— Start of SUPPLIED RECORDS —
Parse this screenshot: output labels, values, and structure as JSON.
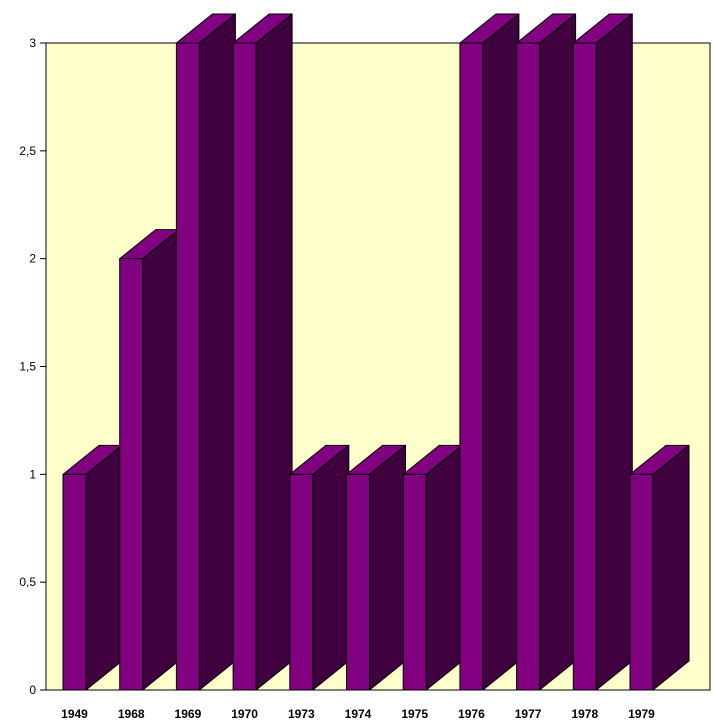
{
  "chart_data": {
    "type": "bar",
    "categories": [
      "1949",
      "1968",
      "1969",
      "1970",
      "1973",
      "1974",
      "1975",
      "1976",
      "1977",
      "1978",
      "1979"
    ],
    "values": [
      1,
      2,
      3,
      3,
      1,
      1,
      1,
      3,
      3,
      3,
      1
    ],
    "ylim": [
      0,
      3
    ],
    "yticks": [
      0,
      0.5,
      1,
      1.5,
      2,
      2.5,
      3
    ],
    "ytick_labels": [
      "0",
      "0,5",
      "1",
      "1,5",
      "2",
      "2,5",
      "3"
    ],
    "grid": false,
    "style": "3d",
    "colors": {
      "plot_background": "#ffffcc",
      "bar_front": "#800080",
      "bar_side": "#400040",
      "bar_top": "#800080",
      "outline": "#000000"
    }
  }
}
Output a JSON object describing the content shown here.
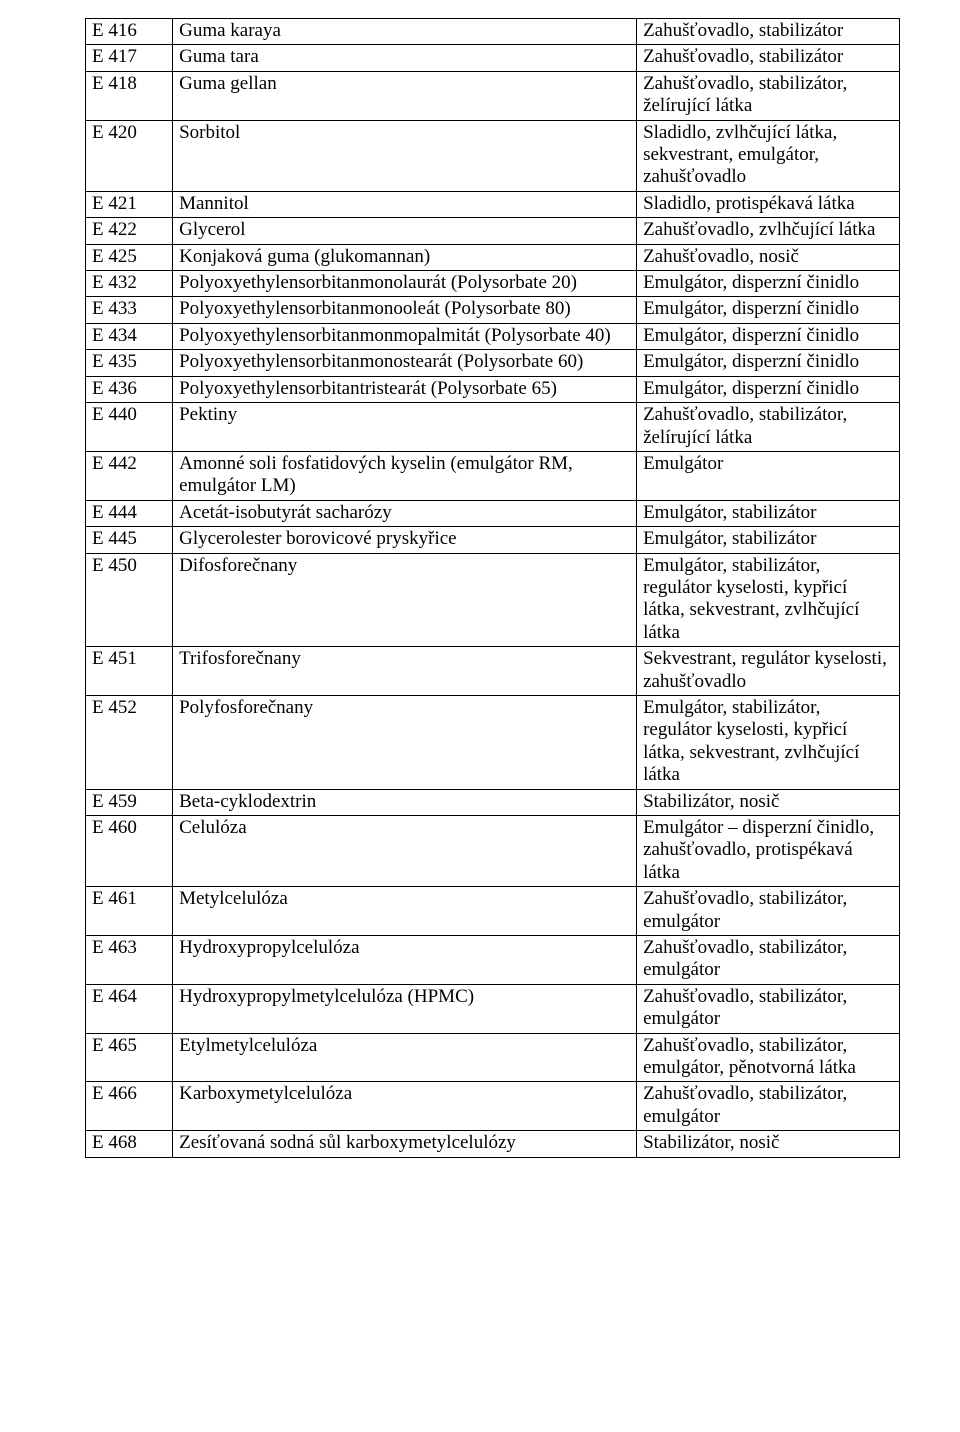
{
  "table": {
    "columns": [
      "code",
      "name",
      "function"
    ],
    "col_widths_pct": [
      10.7,
      57.0,
      32.3
    ],
    "border_color": "#000000",
    "font_family": "Times New Roman",
    "font_size_pt": 14,
    "rows": [
      {
        "code": "E 416",
        "name": "Guma karaya",
        "function": "Zahušťovadlo, stabilizátor"
      },
      {
        "code": "E 417",
        "name": "Guma tara",
        "function": "Zahušťovadlo, stabilizátor"
      },
      {
        "code": "E 418",
        "name": "Guma gellan",
        "function": "Zahušťovadlo, stabilizátor, želírující látka"
      },
      {
        "code": "E 420",
        "name": "Sorbitol",
        "function": "Sladidlo, zvlhčující látka, sekvestrant, emulgátor, zahušťovadlo"
      },
      {
        "code": "E 421",
        "name": "Mannitol",
        "function": "Sladidlo, protispékavá látka"
      },
      {
        "code": "E 422",
        "name": "Glycerol",
        "function": "Zahušťovadlo, zvlhčující látka"
      },
      {
        "code": "E 425",
        "name": "Konjaková guma (glukomannan)",
        "function": "Zahušťovadlo, nosič"
      },
      {
        "code": "E 432",
        "name": "Polyoxyethylensorbitanmonolaurát (Polysorbate 20)",
        "function": "Emulgátor, disperzní činidlo"
      },
      {
        "code": "E 433",
        "name": "Polyoxyethylensorbitanmonooleát (Polysorbate 80)",
        "function": "Emulgátor, disperzní činidlo"
      },
      {
        "code": "E 434",
        "name": "Polyoxyethylensorbitanmonmopalmitát (Polysorbate 40)",
        "function": "Emulgátor, disperzní činidlo"
      },
      {
        "code": "E 435",
        "name": "Polyoxyethylensorbitanmonostearát (Polysorbate 60)",
        "function": "Emulgátor, disperzní činidlo"
      },
      {
        "code": "E 436",
        "name": "Polyoxyethylensorbitantristearát (Polysorbate 65)",
        "function": "Emulgátor, disperzní činidlo"
      },
      {
        "code": "E 440",
        "name": "Pektiny",
        "function": "Zahušťovadlo, stabilizátor, želírující látka"
      },
      {
        "code": "E 442",
        "name": "Amonné soli fosfatidových kyselin (emulgátor RM, emulgátor LM)",
        "function": "Emulgátor"
      },
      {
        "code": "E 444",
        "name": "Acetát-isobutyrát sacharózy",
        "function": "Emulgátor, stabilizátor"
      },
      {
        "code": "E 445",
        "name": "Glycerolester borovicové pryskyřice",
        "function": "Emulgátor, stabilizátor"
      },
      {
        "code": "E 450",
        "name": "Difosforečnany",
        "function": "Emulgátor, stabilizátor, regulátor kyselosti, kypřicí látka, sekvestrant, zvlhčující látka"
      },
      {
        "code": "E 451",
        "name": "Trifosforečnany",
        "function": "Sekvestrant, regulátor kyselosti, zahušťovadlo"
      },
      {
        "code": "E 452",
        "name": "Polyfosforečnany",
        "function": "Emulgátor, stabilizátor, regulátor kyselosti, kypřicí látka, sekvestrant, zvlhčující látka"
      },
      {
        "code": "E 459",
        "name": "Beta-cyklodextrin",
        "function": "Stabilizátor, nosič"
      },
      {
        "code": "E 460",
        "name": "Celulóza",
        "function": "Emulgátor – disperzní činidlo, zahušťovadlo, protispékavá látka"
      },
      {
        "code": "E 461",
        "name": "Metylcelulóza",
        "function": "Zahušťovadlo, stabilizátor, emulgátor"
      },
      {
        "code": "E 463",
        "name": "Hydroxypropylcelulóza",
        "function": "Zahušťovadlo, stabilizátor, emulgátor"
      },
      {
        "code": "E 464",
        "name": "Hydroxypropylmetylcelulóza (HPMC)",
        "function": "Zahušťovadlo, stabilizátor, emulgátor"
      },
      {
        "code": "E 465",
        "name": "Etylmetylcelulóza",
        "function": "Zahušťovadlo, stabilizátor, emulgátor, pěnotvorná látka"
      },
      {
        "code": "E 466",
        "name": "Karboxymetylcelulóza",
        "function": "Zahušťovadlo, stabilizátor, emulgátor"
      },
      {
        "code": "E 468",
        "name": "Zesíťovaná sodná sůl karboxymetylcelulózy",
        "function": "Stabilizátor, nosič"
      }
    ]
  }
}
— End of SUPPLIED RECORDS —
--- REQUIRED TASK ---
Go through the records and pull out each line that includes the word "JSON".

--- REPLY TO THE TASK ---
Parse this screenshot: output labels, values, and structure as JSON.
Output a JSON object describing the content shown here.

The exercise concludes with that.